— Exercise description —
Reproduce each line bearing the word "JSON".
— begin Given data —
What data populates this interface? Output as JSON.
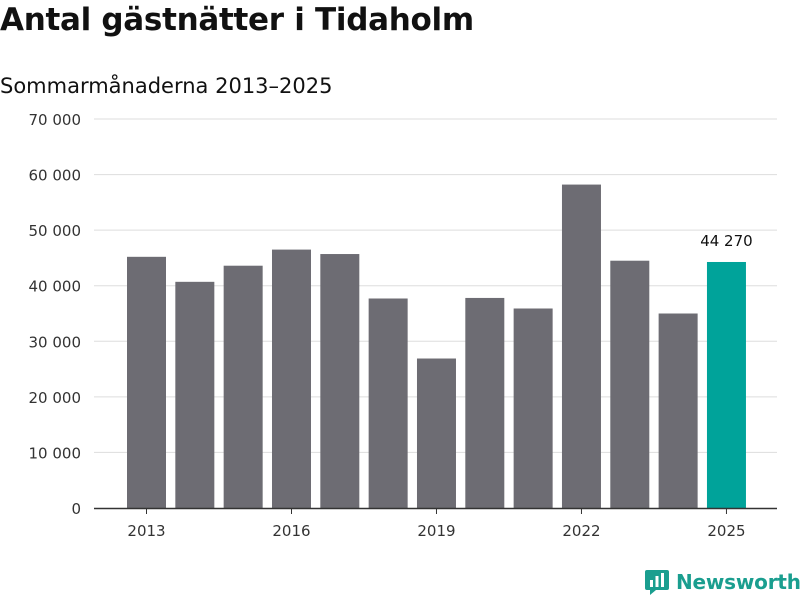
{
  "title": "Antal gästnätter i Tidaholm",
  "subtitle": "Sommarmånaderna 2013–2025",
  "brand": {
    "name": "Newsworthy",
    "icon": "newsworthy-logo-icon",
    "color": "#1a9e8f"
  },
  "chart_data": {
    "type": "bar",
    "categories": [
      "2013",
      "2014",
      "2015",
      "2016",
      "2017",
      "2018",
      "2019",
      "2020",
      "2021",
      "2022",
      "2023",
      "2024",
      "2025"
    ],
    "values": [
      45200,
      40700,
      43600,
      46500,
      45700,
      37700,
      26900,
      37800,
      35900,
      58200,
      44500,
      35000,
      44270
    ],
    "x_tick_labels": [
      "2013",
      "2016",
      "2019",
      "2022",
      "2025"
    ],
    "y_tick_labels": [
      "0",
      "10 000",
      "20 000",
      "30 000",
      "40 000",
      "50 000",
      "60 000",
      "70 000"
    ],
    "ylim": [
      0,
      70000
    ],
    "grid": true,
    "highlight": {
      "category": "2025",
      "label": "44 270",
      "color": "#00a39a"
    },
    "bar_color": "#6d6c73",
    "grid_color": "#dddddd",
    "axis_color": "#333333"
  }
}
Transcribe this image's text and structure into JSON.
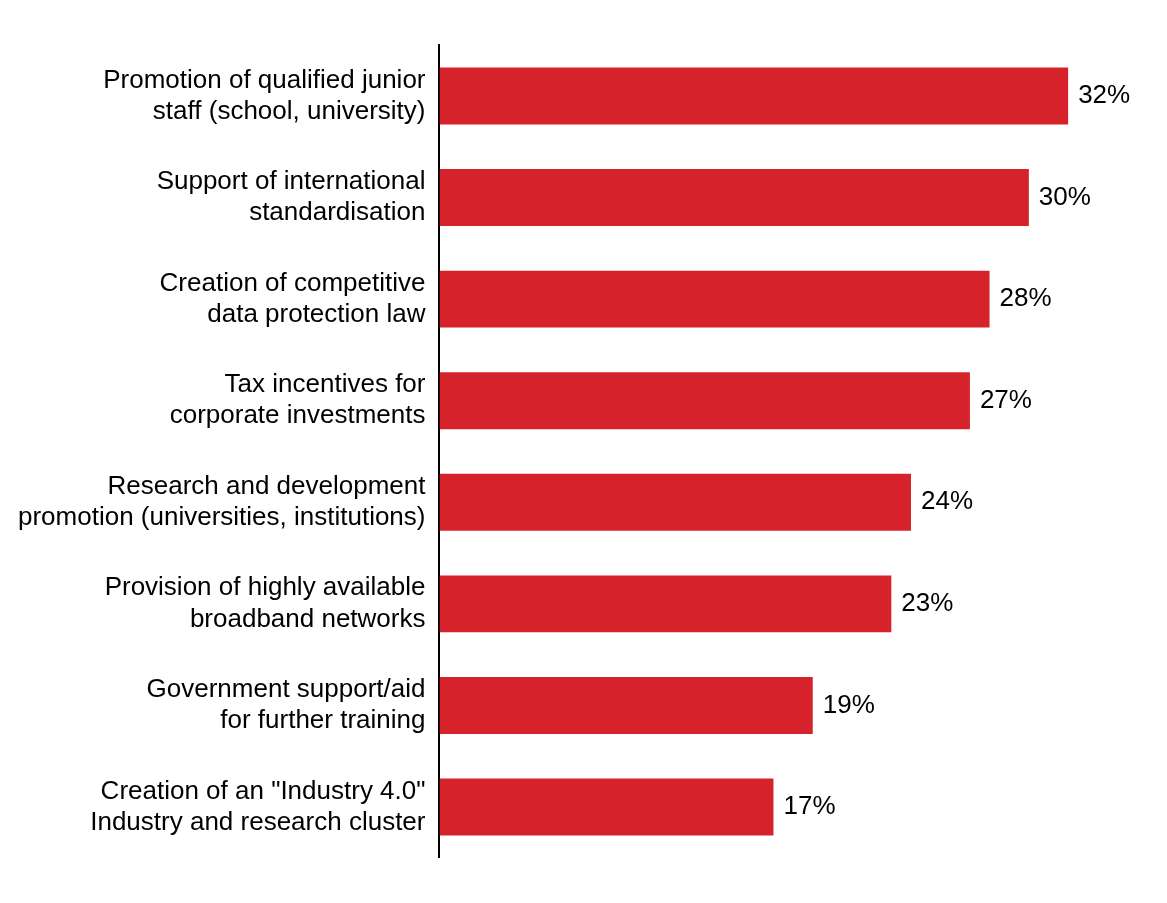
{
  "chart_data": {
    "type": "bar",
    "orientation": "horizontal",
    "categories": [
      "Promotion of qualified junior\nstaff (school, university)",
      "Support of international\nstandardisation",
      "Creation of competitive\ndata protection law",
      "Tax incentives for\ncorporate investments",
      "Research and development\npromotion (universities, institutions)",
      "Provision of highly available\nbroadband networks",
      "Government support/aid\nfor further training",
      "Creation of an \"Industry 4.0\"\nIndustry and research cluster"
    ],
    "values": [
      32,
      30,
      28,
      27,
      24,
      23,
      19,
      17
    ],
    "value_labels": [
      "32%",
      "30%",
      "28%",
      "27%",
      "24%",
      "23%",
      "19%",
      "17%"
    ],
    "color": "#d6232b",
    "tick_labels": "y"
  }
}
— end Given data —
— Task output —
What data populates this interface? Output as JSON.
Transcribe this image's text and structure into JSON.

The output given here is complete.